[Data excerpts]
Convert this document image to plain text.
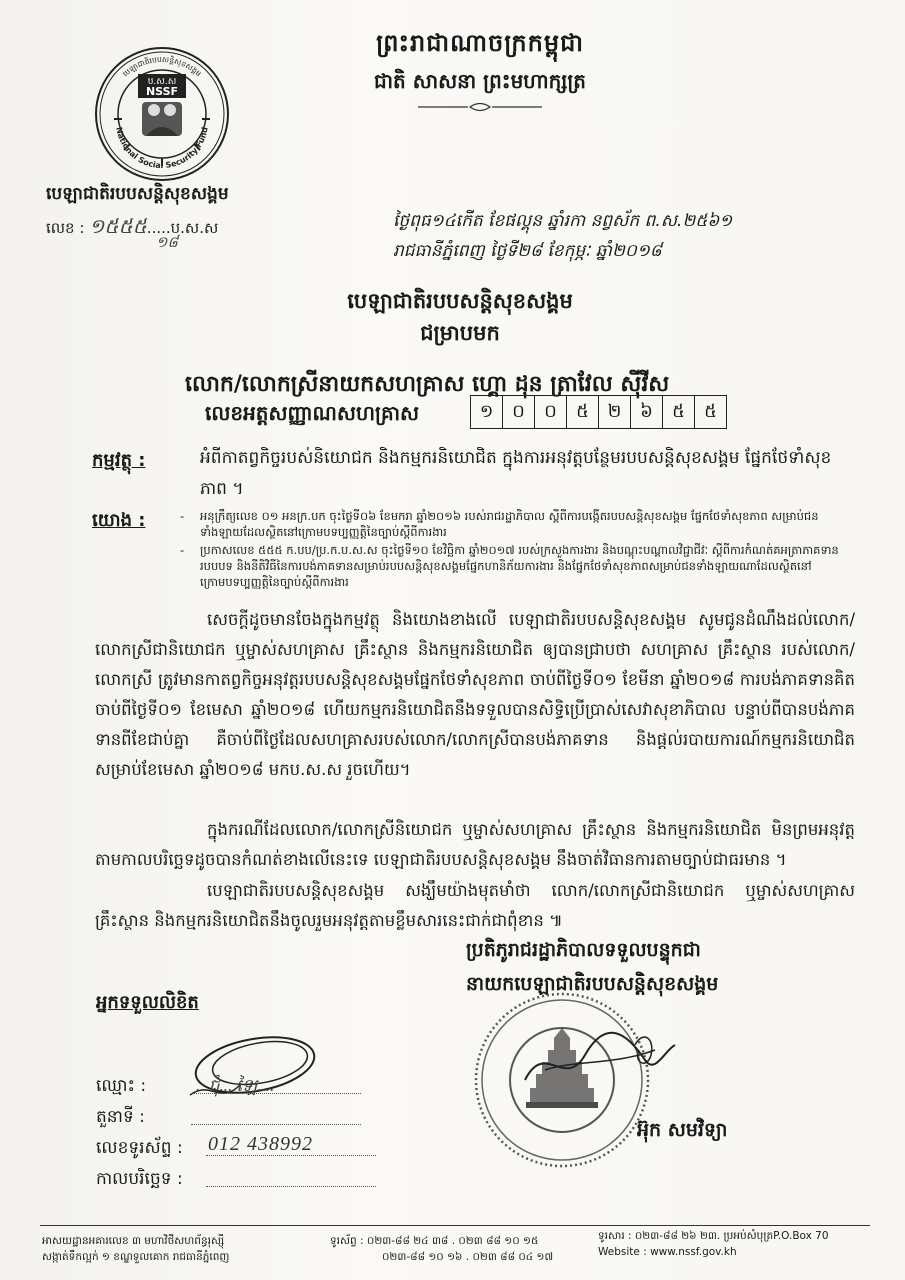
ព្រះរាជាណាចក្រកម្ពុជា
ជាតិ សាសនា ព្រះមហាក្សត្រ
ប.ស.ស
NSSF
បេឡាជាតិរបបសន្តិសុខសង្គម
National Social Security Fund
បេឡាជាតិរបបសន្តិសុខសង្គម
លេខ : ១៥៥៥.....ប.ស.ស
១៨
ថ្ងៃពុធ១៤កើត ខែផល្គុន ឆ្នាំរកា នព្វស័ក ព.ស.២៥៦១
រាជធានីភ្នំពេញ ថ្ងៃទី២៨ ខែកុម្ភៈ ឆ្នាំ២០១៨
បេឡាជាតិរបបសន្តិសុខសង្គម
ជម្រាបមក
លោក/លោកស្រីនាយកសហគ្រាស ហ្គោ ដុន ត្រាវែល ស៊ីវីស
លេខអត្តសញ្ញាណសហគ្រាស	១	០	០	៥	២	៦	៥	៥
កម្មវត្ថុ :	អំពីកាតព្វកិច្ចរបស់និយោជក និងកម្មករនិយោជិត ក្នុងការអនុវត្តបន្ថែមរបបសន្តិសុខសង្គម ផ្នែកថែទាំសុខភាព ។
យោង :	-	អនុក្រឹត្យលេខ ០១ អនក្រ.បក ចុះថ្ងៃទី០៦ ខែមករា ឆ្នាំ២០១៦ របស់រាជរដ្ឋាភិបាល ស្តីពីការបង្កើតរបបសន្តិសុខសង្គម ផ្នែកថែទាំសុខភាព សម្រាប់ជនទាំងឡាយដែលស្ថិតនៅក្រោមបទប្បញ្ញត្តិនៃច្បាប់ស្តីពីការងារ
-	ប្រកាសលេខ ៥៥៥ ក.បប/ប្រ.ក.ប.ស.ស ចុះថ្ងៃទី១០ ខែវិច្ឆិកា ឆ្នាំ២០១៧ របស់ក្រសួងការងារ និងបណ្តុះបណ្តាលវិជ្ជាជីវៈ ស្តីពីការកំណត់គអត្រាភាគទាន របបបទ និងនីតិវិធីនៃការបង់ភាគទានសម្រាប់របបសន្តិសុខសង្គមផ្នែកហានិភ័យការងារ និងផ្នែកថែទាំសុខភាពសម្រាប់ជនទាំងឡាយណាដែលស្ថិតនៅក្រោមបទប្បញ្ញត្តិនៃច្បាប់ស្តីពីការងារ
សេចក្តីដូចមានចែងក្នុងកម្មវត្ថុ និងយោងខាងលើ បេឡាជាតិរបបសន្តិសុខសង្គម សូមជូនដំណឹងដល់លោក/លោកស្រីជានិយោជក ឬម្ចាស់សហគ្រាស គ្រឹះស្ថាន និងកម្មករនិយោជិត ឲ្យបានជ្រាបថា សហគ្រាស គ្រឹះស្ថាន របស់លោក/លោកស្រី ត្រូវមានកាតព្វកិច្ចអនុវត្តរបបសន្តិសុខសង្គមផ្នែកថែទាំសុខភាព ចាប់ពីថ្ងៃទី០១ ខែមីនា ឆ្នាំ២០១៨ ការបង់ភាគទានគិតចាប់ពីថ្ងៃទី០១ ខែមេសា ឆ្នាំ២០១៨ ហើយកម្មករនិយោជិតនឹងទទួលបានសិទ្ធិប្រើប្រាស់សេវាសុខាភិបាល បន្ទាប់ពីបានបង់ភាគទានពីខែជាប់គ្នា គឺចាប់ពីថ្ងៃដែលសហគ្រាសរបស់លោក/លោកស្រីបានបង់ភាគទាន និងផ្តល់របាយការណ៍កម្មករនិយោជិតសម្រាប់ខែមេសា ឆ្នាំ២០១៨ មកប.ស.ស រួចហើយ។
ក្នុងករណីដែលលោក/លោកស្រីនិយោជក ឬម្ចាស់សហគ្រាស គ្រឹះស្ថាន និងកម្មករនិយោជិត មិនព្រមអនុវត្តតាមកាលបរិច្ឆេទដូចបានកំណត់ខាងលើនេះទេ បេឡាជាតិរបបសន្តិសុខសង្គម នឹងចាត់វិធានការតាមច្បាប់ជាធរមាន ។
បេឡាជាតិរបបសន្តិសុខសង្គម សង្ឃឹមយ៉ាងមុតមាំថា លោក/លោកស្រីជានិយោជក ឬម្ចាស់សហគ្រាស គ្រឹះស្ថាន និងកម្មករនិយោជិតនឹងចូលរួមអនុវត្តតាមខ្លឹមសារនេះជាក់ជាពុំខាន ៕
ប្រតិភូរាជរដ្ឋាភិបាលទទួលបន្ទុកជា
នាយកបេឡាជាតិរបបសន្តិសុខសង្គម
អ៊ុក សមវិទ្យា
អ្នកទទួលលិខិត
ឈ្មោះ :	...ជុំ....ឡៃ....
តួនាទី :
លេខទូរស័ព្ទ : 012 438992
កាលបរិច្ឆេទ :
អាសយដ្ឋានអគារលេខ ៣ មហាវិថីសហព័ន្ធរុស្ស៊ី
សង្កាត់ទឹកល្អក់ ១ ខណ្ឌទួលគោក រាជធានីភ្នំពេញ
ទូរស័ព្ទ : ០២៣-៨៨ ២៤ ៣៨ . ០២៣ ៨៨ ១០ ១៥
០២៣-៨៨ ១០ ១៦ . ០២៣ ៨៨ ០៤ ១៧
ទូរសារ : ០២៣-៨៨ ២៦ ២៣. ប្រអប់សំបុត្រP.O.Box 70
Website : www.nssf.gov.kh
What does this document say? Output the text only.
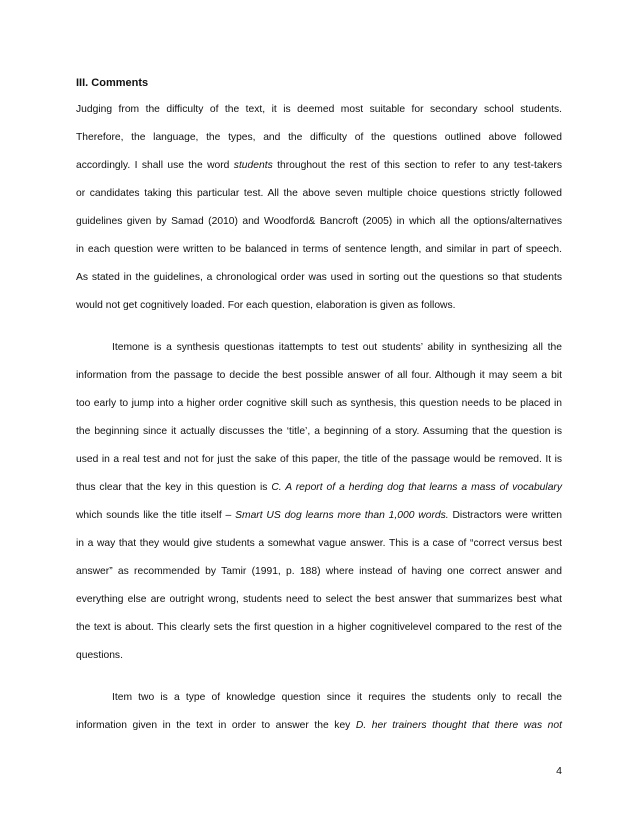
III. Comments
Judging from the difficulty of the text, it is deemed most suitable for secondary school students.
Therefore, the language, the types, and the difficulty of the questions outlined above followed
accordingly. I shall use the word students throughout the rest of this section to refer to any test-takers
or candidates taking this particular test. All the above seven multiple choice questions strictly followed
guidelines given by Samad (2010) and Woodford& Bancroft (2005) in which all the options/alternatives
in each question were written to be balanced in terms of sentence length, and similar in part of speech.
As stated in the guidelines, a chronological order was used in sorting out the questions so that students
would not get cognitively loaded. For each question, elaboration is given as follows.
Itemone is a synthesis questionas itattempts to test out students’ ability in synthesizing all the
information from the passage to decide the best possible answer of all four. Although it may seem a bit
too early to jump into a higher order cognitive skill such as synthesis, this question needs to be placed in
the beginning since it actually discusses the ‘title’, a beginning of a story. Assuming that the question is
used in a real test and not for just the sake of this paper, the title of the passage would be removed. It is
thus clear that the key in this question is C. A report of a herding dog that learns a mass of vocabulary
which sounds like the title itself – Smart US dog learns more than 1,000 words. Distractors were written
in a way that they would give students a somewhat vague answer. This is a case of “correct versus best
answer” as recommended by Tamir (1991, p. 188) where instead of having one correct answer and
everything else are outright wrong, students need to select the best answer that summarizes best what
the text is about. This clearly sets the first question in a higher cognitivelevel compared to the rest of the
questions.
Item two is a type of knowledge question since it requires the students only to recall the
information given in the text in order to answer the key D. her trainers thought that there was not
4
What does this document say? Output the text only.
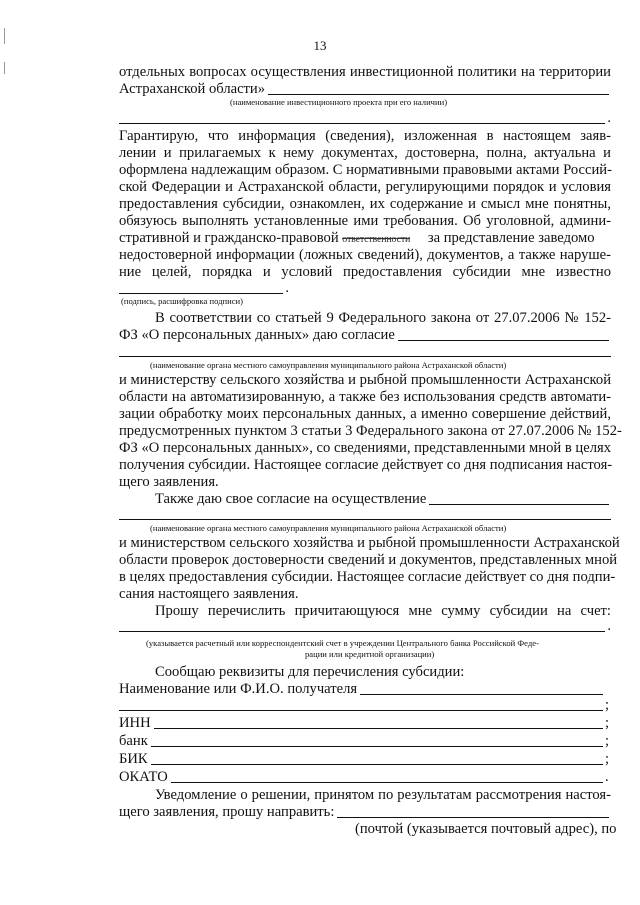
13
отдельных вопросах осуществления инвестиционной политики на территории
Астраханской области»
(наименование инвестиционного проекта при его наличии)
.
Гарантирую, что информация (сведения), изложенная в настоящем заяв-
лении и прилагаемых к нему документах, достоверна, полна, актуальна и
оформлена надлежащим образом. С нормативными правовыми актами Россий-
ской Федерации и Астраханской области, регулирующими порядок и условия
предоставления субсидии, ознакомлен, их содержание и смысл мне понятны,
обязуюсь выполнять установленные ими требования. Об уголовной, админи-
стративной и гражданско-правовой ответственности за представление заведомо
недостоверной информации (ложных сведений), документов, а также наруше-
ние целей, порядка и условий предоставления субсидии мне известно
.
(подпись, расшифровка подписи)
В соответствии со статьей 9 Федерального закона от 27.07.2006 № 152-
ФЗ «О персональных данных» даю согласие
(наименование органа местного самоуправления муниципального района Астраханской области)
и министерству сельского хозяйства и рыбной промышленности Астраханской
области на автоматизированную, а также без использования средств автомати-
зации обработку моих персональных данных, а именно совершение действий,
предусмотренных пунктом 3 статьи 3 Федерального закона от 27.07.2006 № 152-
ФЗ «О персональных данных», со сведениями, представленными мной в целях
получения субсидии. Настоящее согласие действует со дня подписания настоя-
щего заявления.
Также даю свое согласие на осуществление
(наименование органа местного самоуправления муниципального района Астраханской области)
и министерством сельского хозяйства и рыбной промышленности Астраханской
области проверок достоверности сведений и документов, представленных мной
в целях предоставления субсидии. Настоящее согласие действует со дня подпи-
сания настоящего заявления.
Прошу перечислить причитающуюся мне сумму субсидии на счет:
.
(указывается расчетный или корреспондентский счет в учреждении Центрального банка Российской Феде-
рации или кредитной организации)
Сообщаю реквизиты для перечисления субсидии:
Наименование или Ф.И.О. получателя
;
ИНН	;
банк	;
БИК	;
ОКАТО	.
Уведомление о решении, принятом по результатам рассмотрения настоя-
щего заявления, прошу направить:
(почтой (указывается почтовый адрес), по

▶ _Exercise task_: Looking at the listing above, count the lines that contain "субсидии" and give nothing but the number.

▶ _Output of the task_: 6